• _Goal of the exercise_:
Exactly as written, print each record in the listing.

• _Data provided_:
┌────────

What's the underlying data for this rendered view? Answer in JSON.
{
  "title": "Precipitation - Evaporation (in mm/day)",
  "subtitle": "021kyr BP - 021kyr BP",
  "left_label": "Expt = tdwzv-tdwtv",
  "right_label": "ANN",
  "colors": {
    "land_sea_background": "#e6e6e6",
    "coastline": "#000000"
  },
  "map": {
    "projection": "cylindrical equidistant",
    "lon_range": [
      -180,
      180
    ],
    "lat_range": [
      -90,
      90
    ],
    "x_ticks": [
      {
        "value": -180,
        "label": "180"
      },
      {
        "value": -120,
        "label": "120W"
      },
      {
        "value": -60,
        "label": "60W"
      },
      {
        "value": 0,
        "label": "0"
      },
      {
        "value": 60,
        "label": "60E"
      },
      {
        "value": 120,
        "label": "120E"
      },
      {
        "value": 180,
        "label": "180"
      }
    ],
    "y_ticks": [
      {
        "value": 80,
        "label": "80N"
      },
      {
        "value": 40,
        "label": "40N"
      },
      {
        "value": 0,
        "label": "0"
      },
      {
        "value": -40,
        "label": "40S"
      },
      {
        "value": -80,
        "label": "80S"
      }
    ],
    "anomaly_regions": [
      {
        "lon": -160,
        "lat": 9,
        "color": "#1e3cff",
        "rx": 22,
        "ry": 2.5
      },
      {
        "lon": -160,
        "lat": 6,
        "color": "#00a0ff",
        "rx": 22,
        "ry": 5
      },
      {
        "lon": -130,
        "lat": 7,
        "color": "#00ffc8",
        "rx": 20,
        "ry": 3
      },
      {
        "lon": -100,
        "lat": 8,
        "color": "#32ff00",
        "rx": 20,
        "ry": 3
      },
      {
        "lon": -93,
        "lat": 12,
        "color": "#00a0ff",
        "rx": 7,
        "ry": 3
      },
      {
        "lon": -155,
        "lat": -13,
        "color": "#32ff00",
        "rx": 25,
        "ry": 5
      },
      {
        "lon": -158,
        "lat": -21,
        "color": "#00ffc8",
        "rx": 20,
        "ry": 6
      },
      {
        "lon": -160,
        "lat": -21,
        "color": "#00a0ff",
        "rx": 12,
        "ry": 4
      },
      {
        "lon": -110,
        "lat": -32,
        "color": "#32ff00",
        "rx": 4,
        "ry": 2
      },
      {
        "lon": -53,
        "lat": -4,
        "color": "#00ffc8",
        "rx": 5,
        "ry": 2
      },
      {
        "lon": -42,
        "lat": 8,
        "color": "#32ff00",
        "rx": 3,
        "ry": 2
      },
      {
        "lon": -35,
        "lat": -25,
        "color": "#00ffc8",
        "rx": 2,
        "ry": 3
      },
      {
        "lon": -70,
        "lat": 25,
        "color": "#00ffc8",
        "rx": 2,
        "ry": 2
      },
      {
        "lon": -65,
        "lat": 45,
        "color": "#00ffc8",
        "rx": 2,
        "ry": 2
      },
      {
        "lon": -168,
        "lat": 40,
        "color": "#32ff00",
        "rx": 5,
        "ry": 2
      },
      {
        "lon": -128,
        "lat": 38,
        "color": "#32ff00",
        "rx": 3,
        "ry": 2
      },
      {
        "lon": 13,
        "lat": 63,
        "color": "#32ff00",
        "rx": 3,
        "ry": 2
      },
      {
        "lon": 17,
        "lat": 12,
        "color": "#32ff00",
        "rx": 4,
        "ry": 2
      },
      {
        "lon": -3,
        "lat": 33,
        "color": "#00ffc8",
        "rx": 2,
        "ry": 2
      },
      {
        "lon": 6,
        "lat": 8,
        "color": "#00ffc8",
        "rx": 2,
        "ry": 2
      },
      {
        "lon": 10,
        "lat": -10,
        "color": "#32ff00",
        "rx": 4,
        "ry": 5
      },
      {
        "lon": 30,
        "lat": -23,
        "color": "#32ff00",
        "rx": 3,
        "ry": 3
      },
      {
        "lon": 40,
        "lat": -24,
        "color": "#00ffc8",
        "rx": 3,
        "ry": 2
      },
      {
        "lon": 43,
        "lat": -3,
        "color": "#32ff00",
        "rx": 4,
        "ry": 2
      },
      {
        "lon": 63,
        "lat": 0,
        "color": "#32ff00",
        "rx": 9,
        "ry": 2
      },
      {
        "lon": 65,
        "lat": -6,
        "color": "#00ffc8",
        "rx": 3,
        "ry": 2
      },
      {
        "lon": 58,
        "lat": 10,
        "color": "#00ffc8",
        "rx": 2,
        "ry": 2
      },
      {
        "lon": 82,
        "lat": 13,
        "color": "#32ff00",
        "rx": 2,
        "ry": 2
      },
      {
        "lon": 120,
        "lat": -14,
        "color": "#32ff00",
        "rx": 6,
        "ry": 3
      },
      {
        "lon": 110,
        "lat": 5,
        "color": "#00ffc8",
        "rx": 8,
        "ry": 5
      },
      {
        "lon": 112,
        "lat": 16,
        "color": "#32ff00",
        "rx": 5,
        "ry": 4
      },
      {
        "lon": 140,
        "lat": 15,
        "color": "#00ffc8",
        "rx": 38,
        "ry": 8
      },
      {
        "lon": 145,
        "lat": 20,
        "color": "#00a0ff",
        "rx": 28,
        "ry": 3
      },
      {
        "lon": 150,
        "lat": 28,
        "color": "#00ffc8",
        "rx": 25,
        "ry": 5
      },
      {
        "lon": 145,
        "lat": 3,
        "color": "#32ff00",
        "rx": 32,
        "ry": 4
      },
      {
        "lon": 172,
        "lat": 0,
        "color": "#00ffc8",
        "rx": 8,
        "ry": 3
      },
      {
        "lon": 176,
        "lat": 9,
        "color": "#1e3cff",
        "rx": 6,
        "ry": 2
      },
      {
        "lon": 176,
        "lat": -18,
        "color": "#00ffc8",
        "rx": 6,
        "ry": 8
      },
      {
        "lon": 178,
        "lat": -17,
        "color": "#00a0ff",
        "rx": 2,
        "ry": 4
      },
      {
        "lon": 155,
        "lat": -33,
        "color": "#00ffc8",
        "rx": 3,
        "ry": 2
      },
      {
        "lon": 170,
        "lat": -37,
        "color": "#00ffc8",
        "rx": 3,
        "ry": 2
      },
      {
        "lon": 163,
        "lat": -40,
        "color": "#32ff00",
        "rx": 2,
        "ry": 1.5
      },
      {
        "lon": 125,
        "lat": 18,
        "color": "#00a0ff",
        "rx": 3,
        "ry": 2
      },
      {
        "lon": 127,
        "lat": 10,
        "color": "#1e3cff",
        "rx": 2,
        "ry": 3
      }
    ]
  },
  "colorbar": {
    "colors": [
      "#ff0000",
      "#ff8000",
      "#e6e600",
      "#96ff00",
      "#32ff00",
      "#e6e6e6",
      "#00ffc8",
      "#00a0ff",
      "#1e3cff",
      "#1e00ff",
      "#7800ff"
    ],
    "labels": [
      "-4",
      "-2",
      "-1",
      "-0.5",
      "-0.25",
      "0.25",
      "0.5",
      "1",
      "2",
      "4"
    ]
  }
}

└────────

• _Task output_:
What's the underlying data for this rendered view? Answer in JSON.
{
  "title": "Precipitation - Evaporation (in mm/day)",
  "subtitle": "021kyr BP - 021kyr BP",
  "left_label": "Expt = tdwzv-tdwtv",
  "right_label": "ANN",
  "colors": {
    "land_sea_background": "#e6e6e6",
    "coastline": "#000000"
  },
  "map": {
    "projection": "cylindrical equidistant",
    "lon_range": [
      -180,
      180
    ],
    "lat_range": [
      -90,
      90
    ],
    "x_ticks": [
      {
        "value": -180,
        "label": "180"
      },
      {
        "value": -120,
        "label": "120W"
      },
      {
        "value": -60,
        "label": "60W"
      },
      {
        "value": 0,
        "label": "0"
      },
      {
        "value": 60,
        "label": "60E"
      },
      {
        "value": 120,
        "label": "120E"
      },
      {
        "value": 180,
        "label": "180"
      }
    ],
    "y_ticks": [
      {
        "value": 80,
        "label": "80N"
      },
      {
        "value": 40,
        "label": "40N"
      },
      {
        "value": 0,
        "label": "0"
      },
      {
        "value": -40,
        "label": "40S"
      },
      {
        "value": -80,
        "label": "80S"
      }
    ],
    "anomaly_regions": [
      {
        "lon": -160,
        "lat": 9,
        "color": "#1e3cff",
        "rx": 22,
        "ry": 2.5
      },
      {
        "lon": -160,
        "lat": 6,
        "color": "#00a0ff",
        "rx": 22,
        "ry": 5
      },
      {
        "lon": -130,
        "lat": 7,
        "color": "#00ffc8",
        "rx": 20,
        "ry": 3
      },
      {
        "lon": -100,
        "lat": 8,
        "color": "#32ff00",
        "rx": 20,
        "ry": 3
      },
      {
        "lon": -93,
        "lat": 12,
        "color": "#00a0ff",
        "rx": 7,
        "ry": 3
      },
      {
        "lon": -155,
        "lat": -13,
        "color": "#32ff00",
        "rx": 25,
        "ry": 5
      },
      {
        "lon": -158,
        "lat": -21,
        "color": "#00ffc8",
        "rx": 20,
        "ry": 6
      },
      {
        "lon": -160,
        "lat": -21,
        "color": "#00a0ff",
        "rx": 12,
        "ry": 4
      },
      {
        "lon": -110,
        "lat": -32,
        "color": "#32ff00",
        "rx": 4,
        "ry": 2
      },
      {
        "lon": -53,
        "lat": -4,
        "color": "#00ffc8",
        "rx": 5,
        "ry": 2
      },
      {
        "lon": -42,
        "lat": 8,
        "color": "#32ff00",
        "rx": 3,
        "ry": 2
      },
      {
        "lon": -35,
        "lat": -25,
        "color": "#00ffc8",
        "rx": 2,
        "ry": 3
      },
      {
        "lon": -70,
        "lat": 25,
        "color": "#00ffc8",
        "rx": 2,
        "ry": 2
      },
      {
        "lon": -65,
        "lat": 45,
        "color": "#00ffc8",
        "rx": 2,
        "ry": 2
      },
      {
        "lon": -168,
        "lat": 40,
        "color": "#32ff00",
        "rx": 5,
        "ry": 2
      },
      {
        "lon": -128,
        "lat": 38,
        "color": "#32ff00",
        "rx": 3,
        "ry": 2
      },
      {
        "lon": 13,
        "lat": 63,
        "color": "#32ff00",
        "rx": 3,
        "ry": 2
      },
      {
        "lon": 17,
        "lat": 12,
        "color": "#32ff00",
        "rx": 4,
        "ry": 2
      },
      {
        "lon": -3,
        "lat": 33,
        "color": "#00ffc8",
        "rx": 2,
        "ry": 2
      },
      {
        "lon": 6,
        "lat": 8,
        "color": "#00ffc8",
        "rx": 2,
        "ry": 2
      },
      {
        "lon": 10,
        "lat": -10,
        "color": "#32ff00",
        "rx": 4,
        "ry": 5
      },
      {
        "lon": 30,
        "lat": -23,
        "color": "#32ff00",
        "rx": 3,
        "ry": 3
      },
      {
        "lon": 40,
        "lat": -24,
        "color": "#00ffc8",
        "rx": 3,
        "ry": 2
      },
      {
        "lon": 43,
        "lat": -3,
        "color": "#32ff00",
        "rx": 4,
        "ry": 2
      },
      {
        "lon": 63,
        "lat": 0,
        "color": "#32ff00",
        "rx": 9,
        "ry": 2
      },
      {
        "lon": 65,
        "lat": -6,
        "color": "#00ffc8",
        "rx": 3,
        "ry": 2
      },
      {
        "lon": 58,
        "lat": 10,
        "color": "#00ffc8",
        "rx": 2,
        "ry": 2
      },
      {
        "lon": 82,
        "lat": 13,
        "color": "#32ff00",
        "rx": 2,
        "ry": 2
      },
      {
        "lon": 120,
        "lat": -14,
        "color": "#32ff00",
        "rx": 6,
        "ry": 3
      },
      {
        "lon": 110,
        "lat": 5,
        "color": "#00ffc8",
        "rx": 8,
        "ry": 5
      },
      {
        "lon": 112,
        "lat": 16,
        "color": "#32ff00",
        "rx": 5,
        "ry": 4
      },
      {
        "lon": 140,
        "lat": 15,
        "color": "#00ffc8",
        "rx": 38,
        "ry": 8
      },
      {
        "lon": 145,
        "lat": 20,
        "color": "#00a0ff",
        "rx": 28,
        "ry": 3
      },
      {
        "lon": 150,
        "lat": 28,
        "color": "#00ffc8",
        "rx": 25,
        "ry": 5
      },
      {
        "lon": 145,
        "lat": 3,
        "color": "#32ff00",
        "rx": 32,
        "ry": 4
      },
      {
        "lon": 172,
        "lat": 0,
        "color": "#00ffc8",
        "rx": 8,
        "ry": 3
      },
      {
        "lon": 176,
        "lat": 9,
        "color": "#1e3cff",
        "rx": 6,
        "ry": 2
      },
      {
        "lon": 176,
        "lat": -18,
        "color": "#00ffc8",
        "rx": 6,
        "ry": 8
      },
      {
        "lon": 178,
        "lat": -17,
        "color": "#00a0ff",
        "rx": 2,
        "ry": 4
      },
      {
        "lon": 155,
        "lat": -33,
        "color": "#00ffc8",
        "rx": 3,
        "ry": 2
      },
      {
        "lon": 170,
        "lat": -37,
        "color": "#00ffc8",
        "rx": 3,
        "ry": 2
      },
      {
        "lon": 163,
        "lat": -40,
        "color": "#32ff00",
        "rx": 2,
        "ry": 1.5
      },
      {
        "lon": 125,
        "lat": 18,
        "color": "#00a0ff",
        "rx": 3,
        "ry": 2
      },
      {
        "lon": 127,
        "lat": 10,
        "color": "#1e3cff",
        "rx": 2,
        "ry": 3
      }
    ]
  },
  "colorbar": {
    "colors": [
      "#ff0000",
      "#ff8000",
      "#e6e600",
      "#96ff00",
      "#32ff00",
      "#e6e6e6",
      "#00ffc8",
      "#00a0ff",
      "#1e3cff",
      "#1e00ff",
      "#7800ff"
    ],
    "labels": [
      "-4",
      "-2",
      "-1",
      "-0.5",
      "-0.25",
      "0.25",
      "0.5",
      "1",
      "2",
      "4"
    ]
  }
}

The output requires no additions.